• _Your instructions_
Count the lines that hold the string "this". Reply with the number alone.

┏━━

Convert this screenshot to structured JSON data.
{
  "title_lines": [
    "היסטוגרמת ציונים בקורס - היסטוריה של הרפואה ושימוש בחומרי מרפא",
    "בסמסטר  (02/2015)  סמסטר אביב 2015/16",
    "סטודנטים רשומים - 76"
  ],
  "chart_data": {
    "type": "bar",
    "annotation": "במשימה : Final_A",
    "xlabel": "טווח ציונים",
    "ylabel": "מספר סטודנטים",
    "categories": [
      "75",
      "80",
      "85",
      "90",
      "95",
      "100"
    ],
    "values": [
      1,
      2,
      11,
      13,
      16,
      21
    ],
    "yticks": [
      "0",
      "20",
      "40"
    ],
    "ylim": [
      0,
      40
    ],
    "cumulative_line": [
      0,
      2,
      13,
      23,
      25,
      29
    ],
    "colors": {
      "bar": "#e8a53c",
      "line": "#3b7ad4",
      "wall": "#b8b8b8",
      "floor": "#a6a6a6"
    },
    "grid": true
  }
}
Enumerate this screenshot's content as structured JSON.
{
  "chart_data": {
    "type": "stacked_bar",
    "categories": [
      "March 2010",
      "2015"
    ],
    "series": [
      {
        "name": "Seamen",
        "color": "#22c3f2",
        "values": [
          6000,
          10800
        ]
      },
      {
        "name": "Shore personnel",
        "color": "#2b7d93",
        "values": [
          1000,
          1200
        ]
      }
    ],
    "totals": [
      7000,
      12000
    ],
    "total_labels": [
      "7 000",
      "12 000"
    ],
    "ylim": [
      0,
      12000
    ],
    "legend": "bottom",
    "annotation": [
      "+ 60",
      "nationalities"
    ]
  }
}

┗━━

• _Solved problem_
2